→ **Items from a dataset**

###

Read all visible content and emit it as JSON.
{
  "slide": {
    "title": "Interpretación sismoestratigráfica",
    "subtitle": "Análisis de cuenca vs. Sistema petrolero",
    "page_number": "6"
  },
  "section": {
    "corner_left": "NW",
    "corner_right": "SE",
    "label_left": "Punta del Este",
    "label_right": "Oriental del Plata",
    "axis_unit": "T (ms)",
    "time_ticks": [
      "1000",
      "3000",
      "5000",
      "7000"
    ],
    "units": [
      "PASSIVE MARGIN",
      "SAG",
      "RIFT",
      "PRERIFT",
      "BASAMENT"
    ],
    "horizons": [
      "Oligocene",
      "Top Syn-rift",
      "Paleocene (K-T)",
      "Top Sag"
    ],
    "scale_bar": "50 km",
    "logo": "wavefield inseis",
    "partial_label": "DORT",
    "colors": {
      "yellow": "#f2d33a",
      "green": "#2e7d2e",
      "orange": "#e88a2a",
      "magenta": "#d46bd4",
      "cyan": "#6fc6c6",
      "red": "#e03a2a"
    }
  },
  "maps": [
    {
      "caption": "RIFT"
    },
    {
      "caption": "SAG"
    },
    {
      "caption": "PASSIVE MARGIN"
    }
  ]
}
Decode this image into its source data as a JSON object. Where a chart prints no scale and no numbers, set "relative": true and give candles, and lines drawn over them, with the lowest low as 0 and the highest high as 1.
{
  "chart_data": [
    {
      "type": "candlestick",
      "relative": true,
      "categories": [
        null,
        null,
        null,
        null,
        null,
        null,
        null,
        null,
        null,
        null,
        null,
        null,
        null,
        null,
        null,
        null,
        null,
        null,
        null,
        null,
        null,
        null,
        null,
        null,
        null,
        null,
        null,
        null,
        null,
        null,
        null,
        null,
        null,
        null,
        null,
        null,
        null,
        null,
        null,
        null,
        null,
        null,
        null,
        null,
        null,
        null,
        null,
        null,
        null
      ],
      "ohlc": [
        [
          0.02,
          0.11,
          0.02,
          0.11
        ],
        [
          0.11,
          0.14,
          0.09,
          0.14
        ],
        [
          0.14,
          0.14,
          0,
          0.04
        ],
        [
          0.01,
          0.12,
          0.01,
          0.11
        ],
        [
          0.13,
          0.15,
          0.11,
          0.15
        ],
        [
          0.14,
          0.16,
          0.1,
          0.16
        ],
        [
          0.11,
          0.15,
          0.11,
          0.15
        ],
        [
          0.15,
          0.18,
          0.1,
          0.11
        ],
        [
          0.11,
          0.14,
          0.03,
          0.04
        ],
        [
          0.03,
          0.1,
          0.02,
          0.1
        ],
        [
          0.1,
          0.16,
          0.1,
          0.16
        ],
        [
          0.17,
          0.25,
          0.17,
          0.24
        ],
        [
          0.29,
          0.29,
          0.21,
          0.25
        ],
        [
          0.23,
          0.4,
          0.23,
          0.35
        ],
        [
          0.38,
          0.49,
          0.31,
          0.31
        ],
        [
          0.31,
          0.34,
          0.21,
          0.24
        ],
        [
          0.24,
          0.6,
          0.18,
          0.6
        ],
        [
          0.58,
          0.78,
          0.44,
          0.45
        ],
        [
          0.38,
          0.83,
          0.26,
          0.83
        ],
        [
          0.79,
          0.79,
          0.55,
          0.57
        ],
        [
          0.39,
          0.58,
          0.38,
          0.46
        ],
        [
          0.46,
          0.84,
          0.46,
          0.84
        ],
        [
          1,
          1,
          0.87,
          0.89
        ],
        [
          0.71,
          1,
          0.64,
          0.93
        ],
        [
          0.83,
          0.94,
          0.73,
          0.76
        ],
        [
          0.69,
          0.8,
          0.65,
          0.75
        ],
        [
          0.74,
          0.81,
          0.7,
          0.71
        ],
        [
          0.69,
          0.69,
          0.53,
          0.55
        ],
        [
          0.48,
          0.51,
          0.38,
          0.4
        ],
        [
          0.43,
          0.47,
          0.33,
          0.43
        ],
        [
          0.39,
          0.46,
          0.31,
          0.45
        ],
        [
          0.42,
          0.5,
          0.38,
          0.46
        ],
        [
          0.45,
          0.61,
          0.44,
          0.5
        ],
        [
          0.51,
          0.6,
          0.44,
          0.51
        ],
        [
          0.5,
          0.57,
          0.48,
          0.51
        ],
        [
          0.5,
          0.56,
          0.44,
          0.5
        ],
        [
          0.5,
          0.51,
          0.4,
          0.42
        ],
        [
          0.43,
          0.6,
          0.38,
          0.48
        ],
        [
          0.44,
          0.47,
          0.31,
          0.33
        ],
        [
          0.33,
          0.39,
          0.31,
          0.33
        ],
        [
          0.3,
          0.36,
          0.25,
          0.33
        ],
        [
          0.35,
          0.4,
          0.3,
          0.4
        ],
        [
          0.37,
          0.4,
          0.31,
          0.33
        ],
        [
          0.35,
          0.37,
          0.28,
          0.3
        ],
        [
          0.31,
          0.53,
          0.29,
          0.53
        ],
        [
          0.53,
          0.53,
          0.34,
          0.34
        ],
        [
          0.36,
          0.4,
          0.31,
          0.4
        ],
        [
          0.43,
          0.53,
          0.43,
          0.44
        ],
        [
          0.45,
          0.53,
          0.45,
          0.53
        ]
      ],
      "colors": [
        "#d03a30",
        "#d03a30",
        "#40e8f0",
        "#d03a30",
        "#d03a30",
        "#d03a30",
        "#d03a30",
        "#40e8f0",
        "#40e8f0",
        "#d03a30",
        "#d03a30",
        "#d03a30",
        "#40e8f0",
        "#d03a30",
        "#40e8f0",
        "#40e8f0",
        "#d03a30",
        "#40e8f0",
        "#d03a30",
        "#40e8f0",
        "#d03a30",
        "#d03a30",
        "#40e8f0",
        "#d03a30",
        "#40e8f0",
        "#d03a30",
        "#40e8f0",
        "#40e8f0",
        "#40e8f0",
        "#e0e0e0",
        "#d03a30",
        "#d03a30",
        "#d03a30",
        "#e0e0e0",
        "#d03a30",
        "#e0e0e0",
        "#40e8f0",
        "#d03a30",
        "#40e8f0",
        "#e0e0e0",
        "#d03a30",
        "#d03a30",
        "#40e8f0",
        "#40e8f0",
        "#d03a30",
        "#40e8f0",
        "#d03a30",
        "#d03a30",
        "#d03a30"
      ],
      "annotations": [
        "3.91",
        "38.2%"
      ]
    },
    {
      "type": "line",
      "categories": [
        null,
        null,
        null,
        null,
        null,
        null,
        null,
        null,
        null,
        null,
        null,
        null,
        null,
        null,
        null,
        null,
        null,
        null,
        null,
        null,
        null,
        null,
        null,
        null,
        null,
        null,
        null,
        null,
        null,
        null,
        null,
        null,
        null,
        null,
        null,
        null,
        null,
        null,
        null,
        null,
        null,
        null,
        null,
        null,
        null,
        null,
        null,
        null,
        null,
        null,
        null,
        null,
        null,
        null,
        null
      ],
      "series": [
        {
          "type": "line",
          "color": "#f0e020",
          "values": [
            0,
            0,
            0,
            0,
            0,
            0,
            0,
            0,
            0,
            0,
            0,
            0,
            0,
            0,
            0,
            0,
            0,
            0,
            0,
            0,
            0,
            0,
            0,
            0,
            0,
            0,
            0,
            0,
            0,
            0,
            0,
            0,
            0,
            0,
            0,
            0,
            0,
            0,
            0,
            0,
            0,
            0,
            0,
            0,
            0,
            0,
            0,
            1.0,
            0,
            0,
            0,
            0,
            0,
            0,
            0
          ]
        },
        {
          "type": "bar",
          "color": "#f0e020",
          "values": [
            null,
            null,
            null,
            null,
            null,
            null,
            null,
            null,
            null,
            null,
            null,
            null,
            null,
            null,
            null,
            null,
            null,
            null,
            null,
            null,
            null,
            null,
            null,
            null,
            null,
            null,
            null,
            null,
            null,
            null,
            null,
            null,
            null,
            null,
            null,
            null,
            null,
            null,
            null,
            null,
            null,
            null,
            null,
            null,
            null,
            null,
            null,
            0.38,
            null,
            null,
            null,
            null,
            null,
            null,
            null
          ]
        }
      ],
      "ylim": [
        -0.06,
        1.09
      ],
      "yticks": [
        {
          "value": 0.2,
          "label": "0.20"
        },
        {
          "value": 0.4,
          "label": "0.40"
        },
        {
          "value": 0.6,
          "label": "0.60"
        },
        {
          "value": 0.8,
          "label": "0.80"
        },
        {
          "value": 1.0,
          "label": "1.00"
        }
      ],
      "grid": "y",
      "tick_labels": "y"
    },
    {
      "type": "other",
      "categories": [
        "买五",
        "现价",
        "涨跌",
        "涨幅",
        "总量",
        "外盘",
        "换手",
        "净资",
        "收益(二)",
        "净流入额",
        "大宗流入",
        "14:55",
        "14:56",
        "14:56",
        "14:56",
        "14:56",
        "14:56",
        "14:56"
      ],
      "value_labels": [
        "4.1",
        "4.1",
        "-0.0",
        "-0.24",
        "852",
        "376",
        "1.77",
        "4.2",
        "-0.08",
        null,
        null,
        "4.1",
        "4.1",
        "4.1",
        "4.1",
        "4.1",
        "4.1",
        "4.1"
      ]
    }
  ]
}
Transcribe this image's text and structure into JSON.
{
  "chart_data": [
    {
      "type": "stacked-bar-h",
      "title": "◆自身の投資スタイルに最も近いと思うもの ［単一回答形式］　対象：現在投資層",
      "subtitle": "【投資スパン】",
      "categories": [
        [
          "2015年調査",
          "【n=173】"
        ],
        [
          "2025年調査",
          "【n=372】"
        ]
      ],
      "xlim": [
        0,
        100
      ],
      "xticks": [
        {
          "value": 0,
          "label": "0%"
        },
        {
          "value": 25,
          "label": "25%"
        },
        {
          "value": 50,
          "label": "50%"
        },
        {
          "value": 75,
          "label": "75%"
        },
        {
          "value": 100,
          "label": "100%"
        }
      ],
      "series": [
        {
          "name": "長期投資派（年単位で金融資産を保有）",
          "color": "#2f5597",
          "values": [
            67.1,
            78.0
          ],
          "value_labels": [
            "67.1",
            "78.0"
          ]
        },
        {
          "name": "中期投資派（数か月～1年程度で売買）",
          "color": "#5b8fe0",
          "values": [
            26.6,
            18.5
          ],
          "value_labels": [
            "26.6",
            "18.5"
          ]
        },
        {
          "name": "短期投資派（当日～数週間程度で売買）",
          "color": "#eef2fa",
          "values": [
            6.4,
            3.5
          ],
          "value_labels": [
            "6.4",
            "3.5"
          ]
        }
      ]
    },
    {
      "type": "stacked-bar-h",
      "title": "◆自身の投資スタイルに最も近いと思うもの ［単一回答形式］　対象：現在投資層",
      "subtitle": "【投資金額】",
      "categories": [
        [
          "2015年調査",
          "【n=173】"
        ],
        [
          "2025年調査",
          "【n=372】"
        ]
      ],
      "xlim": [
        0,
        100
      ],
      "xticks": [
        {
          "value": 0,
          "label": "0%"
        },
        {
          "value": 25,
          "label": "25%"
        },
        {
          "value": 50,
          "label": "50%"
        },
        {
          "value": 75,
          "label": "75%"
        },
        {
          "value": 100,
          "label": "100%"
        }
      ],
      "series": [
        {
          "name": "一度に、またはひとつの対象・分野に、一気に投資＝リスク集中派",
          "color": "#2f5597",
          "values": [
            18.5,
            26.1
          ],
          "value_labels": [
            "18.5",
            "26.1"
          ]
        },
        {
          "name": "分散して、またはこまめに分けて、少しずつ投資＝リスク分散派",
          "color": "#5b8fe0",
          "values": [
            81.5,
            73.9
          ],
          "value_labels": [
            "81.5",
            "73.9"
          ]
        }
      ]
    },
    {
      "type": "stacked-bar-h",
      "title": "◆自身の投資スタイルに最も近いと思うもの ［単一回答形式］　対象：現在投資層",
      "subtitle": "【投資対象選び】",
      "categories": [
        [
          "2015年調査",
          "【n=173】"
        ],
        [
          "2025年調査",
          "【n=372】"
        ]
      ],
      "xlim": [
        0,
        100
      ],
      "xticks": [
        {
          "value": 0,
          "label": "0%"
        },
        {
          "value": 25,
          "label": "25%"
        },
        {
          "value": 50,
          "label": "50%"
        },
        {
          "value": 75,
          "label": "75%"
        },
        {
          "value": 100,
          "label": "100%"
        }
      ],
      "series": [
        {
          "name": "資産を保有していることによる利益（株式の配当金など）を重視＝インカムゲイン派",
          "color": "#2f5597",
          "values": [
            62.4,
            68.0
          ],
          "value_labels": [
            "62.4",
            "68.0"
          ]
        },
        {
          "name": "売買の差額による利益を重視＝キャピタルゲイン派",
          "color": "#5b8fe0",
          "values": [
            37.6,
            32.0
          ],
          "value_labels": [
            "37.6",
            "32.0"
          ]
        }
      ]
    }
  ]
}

###

→ **Set task**
Using the records above, list each line that includes "name".

→ **In response**
          "name": "長期投資派（年単位で金融資産を保有）",
          "name": "中期投資派（数か月～1年程度で売買）",
          "name": "短期投資派（当日～数週間程度で売買）",
          "name": "一度に、またはひとつの対象・分野に、一気に投資＝リスク集中派",
          "name": "分散して、またはこまめに分けて、少しずつ投資＝リスク分散派",
          "name": "資産を保有していることによる利益（株式の配当金など）を重視＝インカムゲイン派",
          "name": "売買の差額による利益を重視＝キャピタルゲイン派",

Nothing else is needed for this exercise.